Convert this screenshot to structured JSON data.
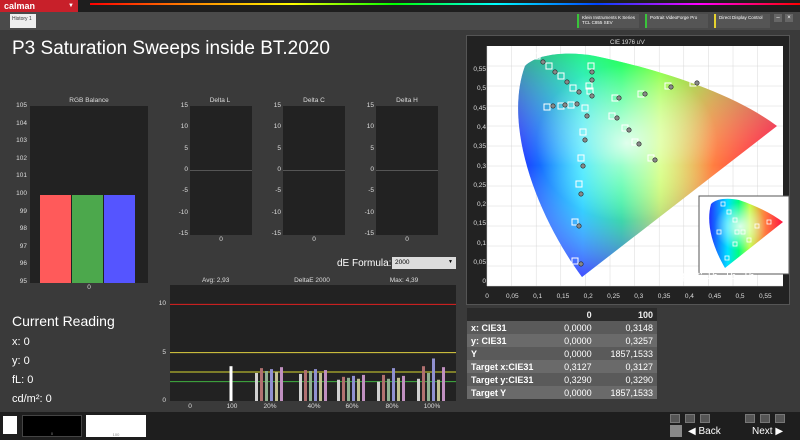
{
  "app": {
    "logo": "calman",
    "tab": "History 1"
  },
  "devices": [
    {
      "name": "Klein Instruments K Series",
      "sub": "TCL C855 SEV",
      "color": "#39c43a"
    },
    {
      "name": "Portrait VideoForge Pro",
      "sub": "",
      "color": "#39c43a"
    },
    {
      "name": "Direct Display Control",
      "sub": "",
      "color": "#e5d12e"
    }
  ],
  "title": "P3 Saturation Sweeps inside BT.2020",
  "rgb_balance": {
    "title": "RGB Balance",
    "yticks": [
      "105",
      "104",
      "103",
      "102",
      "101",
      "100",
      "99",
      "98",
      "97",
      "96",
      "95"
    ],
    "xlabel": "0",
    "bars": [
      {
        "name": "R",
        "value": 100,
        "color": "#ff5a5a"
      },
      {
        "name": "G",
        "value": 100,
        "color": "#4ca84c"
      },
      {
        "name": "B",
        "value": 100,
        "color": "#5555ff"
      }
    ]
  },
  "delta_charts": [
    {
      "title": "Delta L",
      "xlabel": "0"
    },
    {
      "title": "Delta C",
      "xlabel": "0"
    },
    {
      "title": "Delta H",
      "xlabel": "0"
    }
  ],
  "delta_yticks": [
    "15",
    "10",
    "5",
    "0",
    "-5",
    "-10",
    "-15"
  ],
  "de_formula": {
    "label": "dE Formula:",
    "value": "2000"
  },
  "de_chart": {
    "avg": "Avg: 2,93",
    "title": "DeltaE 2000",
    "max": "Max: 4,39",
    "yticks": [
      "10",
      "5",
      "0"
    ],
    "xticks": [
      "0",
      "100",
      "20%",
      "40%",
      "60%",
      "80%",
      "100%"
    ],
    "groups": [
      {
        "x": 0,
        "bars": []
      },
      {
        "x": 100,
        "bars": [
          3.6
        ]
      },
      {
        "x": 20,
        "bars": [
          2.9,
          3.4,
          3.1,
          3.3,
          3.0,
          3.5
        ]
      },
      {
        "x": 40,
        "bars": [
          2.8,
          3.2,
          3.1,
          3.3,
          2.9,
          3.2
        ]
      },
      {
        "x": 60,
        "bars": [
          2.2,
          2.5,
          2.4,
          2.6,
          2.3,
          2.7
        ]
      },
      {
        "x": 80,
        "bars": [
          2.0,
          2.7,
          2.3,
          3.4,
          2.4,
          2.6
        ]
      },
      {
        "x": 100,
        "bars": [
          2.3,
          3.6,
          2.9,
          4.4,
          2.2,
          3.5
        ]
      }
    ],
    "lines": [
      {
        "value": 10,
        "color": "#e02020"
      },
      {
        "value": 5,
        "color": "#e0d040"
      },
      {
        "value": 3,
        "color": "#d8d830"
      },
      {
        "value": 2,
        "color": "#40b040"
      }
    ]
  },
  "current_reading": {
    "title": "Current Reading",
    "lines": [
      "x: 0",
      "y: 0",
      "fL: 0",
      "cd/m²: 0"
    ]
  },
  "cie": {
    "title": "CIE 1976 u'v'",
    "xticks": [
      "0",
      "0,05",
      "0,1",
      "0,15",
      "0,2",
      "0,25",
      "0,3",
      "0,35",
      "0,4",
      "0,45",
      "0,5",
      "0,55"
    ],
    "yticks": [
      "0,55",
      "0,5",
      "0,45",
      "0,4",
      "0,35",
      "0,3",
      "0,25",
      "0,2",
      "0,15",
      "0,1",
      "0,05",
      "0"
    ],
    "triplet": "RGB Triplet: 16, 16, 16"
  },
  "readings_table": {
    "headers": [
      "",
      "0",
      "100"
    ],
    "rows": [
      {
        "label": "x: CIE31",
        "a": "0,0000",
        "b": "0,3148"
      },
      {
        "label": "y: CIE31",
        "a": "0,0000",
        "b": "0,3257"
      },
      {
        "label": "Y",
        "a": "0,0000",
        "b": "1857,1533"
      },
      {
        "label": "Target x:CIE31",
        "a": "0,3127",
        "b": "0,3127"
      },
      {
        "label": "Target y:CIE31",
        "a": "0,3290",
        "b": "0,3290"
      },
      {
        "label": "Target Y",
        "a": "0,0000",
        "b": "1857,1533"
      }
    ]
  },
  "swatches": [
    {
      "label": "0",
      "color": "#000000"
    },
    {
      "label": "100",
      "color": "#ffffff"
    }
  ],
  "nav": {
    "back": "Back",
    "next": "Next"
  }
}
········
▶ WORK TO COMPLETE
Reproduce every line precisely as given, omitting all pictures.

▶ RESPONSE
Convert this screenshot to structured JSON data.
{
  "app": {
    "logo": "calman",
    "tab": "History 1"
  },
  "devices": [
    {
      "name": "Klein Instruments K Series",
      "sub": "TCL C855 SEV",
      "color": "#39c43a"
    },
    {
      "name": "Portrait VideoForge Pro",
      "sub": "",
      "color": "#39c43a"
    },
    {
      "name": "Direct Display Control",
      "sub": "",
      "color": "#e5d12e"
    }
  ],
  "title": "P3 Saturation Sweeps inside BT.2020",
  "rgb_balance": {
    "title": "RGB Balance",
    "yticks": [
      "105",
      "104",
      "103",
      "102",
      "101",
      "100",
      "99",
      "98",
      "97",
      "96",
      "95"
    ],
    "xlabel": "0",
    "bars": [
      {
        "name": "R",
        "value": 100,
        "color": "#ff5a5a"
      },
      {
        "name": "G",
        "value": 100,
        "color": "#4ca84c"
      },
      {
        "name": "B",
        "value": 100,
        "color": "#5555ff"
      }
    ]
  },
  "delta_charts": [
    {
      "title": "Delta L",
      "xlabel": "0"
    },
    {
      "title": "Delta C",
      "xlabel": "0"
    },
    {
      "title": "Delta H",
      "xlabel": "0"
    }
  ],
  "delta_yticks": [
    "15",
    "10",
    "5",
    "0",
    "-5",
    "-10",
    "-15"
  ],
  "de_formula": {
    "label": "dE Formula:",
    "value": "2000"
  },
  "de_chart": {
    "avg": "Avg: 2,93",
    "title": "DeltaE 2000",
    "max": "Max: 4,39",
    "yticks": [
      "10",
      "5",
      "0"
    ],
    "xticks": [
      "0",
      "100",
      "20%",
      "40%",
      "60%",
      "80%",
      "100%"
    ],
    "groups": [
      {
        "x": 0,
        "bars": []
      },
      {
        "x": 100,
        "bars": [
          3.6
        ]
      },
      {
        "x": 20,
        "bars": [
          2.9,
          3.4,
          3.1,
          3.3,
          3.0,
          3.5
        ]
      },
      {
        "x": 40,
        "bars": [
          2.8,
          3.2,
          3.1,
          3.3,
          2.9,
          3.2
        ]
      },
      {
        "x": 60,
        "bars": [
          2.2,
          2.5,
          2.4,
          2.6,
          2.3,
          2.7
        ]
      },
      {
        "x": 80,
        "bars": [
          2.0,
          2.7,
          2.3,
          3.4,
          2.4,
          2.6
        ]
      },
      {
        "x": 100,
        "bars": [
          2.3,
          3.6,
          2.9,
          4.4,
          2.2,
          3.5
        ]
      }
    ],
    "lines": [
      {
        "value": 10,
        "color": "#e02020"
      },
      {
        "value": 5,
        "color": "#e0d040"
      },
      {
        "value": 3,
        "color": "#d8d830"
      },
      {
        "value": 2,
        "color": "#40b040"
      }
    ]
  },
  "current_reading": {
    "title": "Current Reading",
    "lines": [
      "x: 0",
      "y: 0",
      "fL: 0",
      "cd/m²: 0"
    ]
  },
  "cie": {
    "title": "CIE 1976 u'v'",
    "xticks": [
      "0",
      "0,05",
      "0,1",
      "0,15",
      "0,2",
      "0,25",
      "0,3",
      "0,35",
      "0,4",
      "0,45",
      "0,5",
      "0,55"
    ],
    "yticks": [
      "0,55",
      "0,5",
      "0,45",
      "0,4",
      "0,35",
      "0,3",
      "0,25",
      "0,2",
      "0,15",
      "0,1",
      "0,05",
      "0"
    ],
    "triplet": "RGB Triplet: 16, 16, 16"
  },
  "readings_table": {
    "headers": [
      "",
      "0",
      "100"
    ],
    "rows": [
      {
        "label": "x: CIE31",
        "a": "0,0000",
        "b": "0,3148"
      },
      {
        "label": "y: CIE31",
        "a": "0,0000",
        "b": "0,3257"
      },
      {
        "label": "Y",
        "a": "0,0000",
        "b": "1857,1533"
      },
      {
        "label": "Target x:CIE31",
        "a": "0,3127",
        "b": "0,3127"
      },
      {
        "label": "Target y:CIE31",
        "a": "0,3290",
        "b": "0,3290"
      },
      {
        "label": "Target Y",
        "a": "0,0000",
        "b": "1857,1533"
      }
    ]
  },
  "swatches": [
    {
      "label": "0",
      "color": "#000000"
    },
    {
      "label": "100",
      "color": "#ffffff"
    }
  ],
  "nav": {
    "back": "Back",
    "next": "Next"
  }
}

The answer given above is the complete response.